** BEGIN Dataset entries **

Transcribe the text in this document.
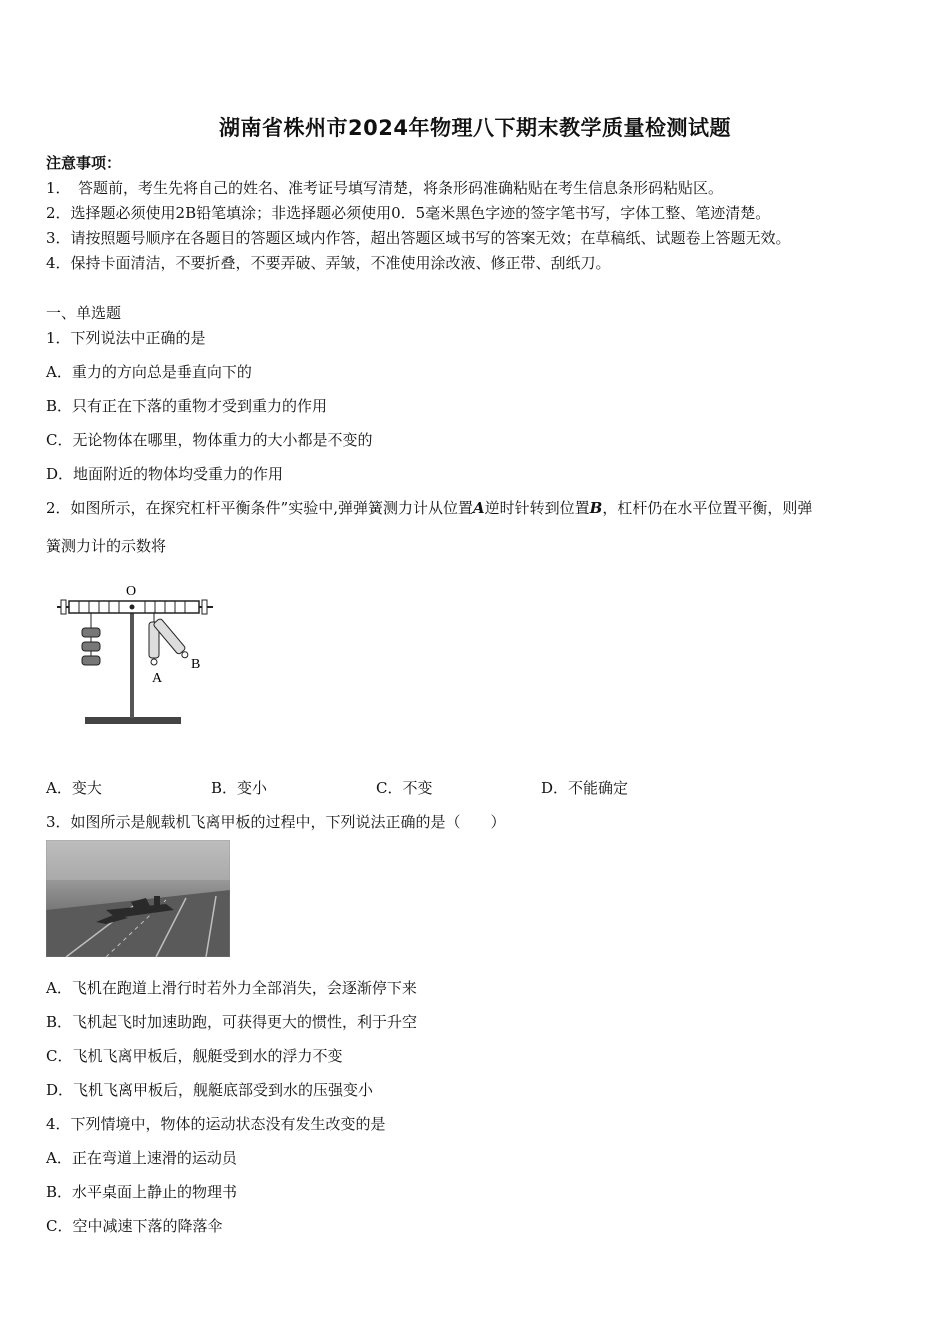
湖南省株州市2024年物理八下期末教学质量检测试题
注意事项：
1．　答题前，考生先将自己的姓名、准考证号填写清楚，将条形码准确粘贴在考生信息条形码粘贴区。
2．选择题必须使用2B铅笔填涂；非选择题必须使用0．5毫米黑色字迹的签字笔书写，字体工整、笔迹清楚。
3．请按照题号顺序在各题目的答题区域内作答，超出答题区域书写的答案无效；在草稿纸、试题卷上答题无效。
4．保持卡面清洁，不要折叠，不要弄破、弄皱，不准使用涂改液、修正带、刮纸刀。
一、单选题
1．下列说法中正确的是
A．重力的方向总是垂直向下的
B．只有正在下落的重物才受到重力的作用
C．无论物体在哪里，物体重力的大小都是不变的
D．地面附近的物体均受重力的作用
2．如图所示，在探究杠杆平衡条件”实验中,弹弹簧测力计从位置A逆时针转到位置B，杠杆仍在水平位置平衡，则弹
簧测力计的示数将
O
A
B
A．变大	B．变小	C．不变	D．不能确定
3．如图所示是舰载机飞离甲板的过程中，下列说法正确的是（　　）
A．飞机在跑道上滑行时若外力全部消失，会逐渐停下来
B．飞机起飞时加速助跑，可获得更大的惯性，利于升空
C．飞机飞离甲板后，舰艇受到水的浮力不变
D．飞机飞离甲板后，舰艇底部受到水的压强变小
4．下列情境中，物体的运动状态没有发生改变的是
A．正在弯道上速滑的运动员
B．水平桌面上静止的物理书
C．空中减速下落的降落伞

** END Dataset entries **

- [Aim of the exercise] Write out the whole listing exactly, and drop the pictures.

- [Correct result]
Transcribe the text in this document.
湖南省株州市2024年物理八下期末教学质量检测试题
注意事项：
1．　答题前，考生先将自己的姓名、准考证号填写清楚，将条形码准确粘贴在考生信息条形码粘贴区。
2．选择题必须使用2B铅笔填涂；非选择题必须使用0．5毫米黑色字迹的签字笔书写，字体工整、笔迹清楚。
3．请按照题号顺序在各题目的答题区域内作答，超出答题区域书写的答案无效；在草稿纸、试题卷上答题无效。
4．保持卡面清洁，不要折叠，不要弄破、弄皱，不准使用涂改液、修正带、刮纸刀。
一、单选题
1．下列说法中正确的是
A．重力的方向总是垂直向下的
B．只有正在下落的重物才受到重力的作用
C．无论物体在哪里，物体重力的大小都是不变的
D．地面附近的物体均受重力的作用
2．如图所示，在探究杠杆平衡条件”实验中,弹弹簧测力计从位置A逆时针转到位置B，杠杆仍在水平位置平衡，则弹
簧测力计的示数将
O
A
B
A．变大	B．变小	C．不变	D．不能确定
3．如图所示是舰载机飞离甲板的过程中，下列说法正确的是（　　）
A．飞机在跑道上滑行时若外力全部消失，会逐渐停下来
B．飞机起飞时加速助跑，可获得更大的惯性，利于升空
C．飞机飞离甲板后，舰艇受到水的浮力不变
D．飞机飞离甲板后，舰艇底部受到水的压强变小
4．下列情境中，物体的运动状态没有发生改变的是
A．正在弯道上速滑的运动员
B．水平桌面上静止的物理书
C．空中减速下落的降落伞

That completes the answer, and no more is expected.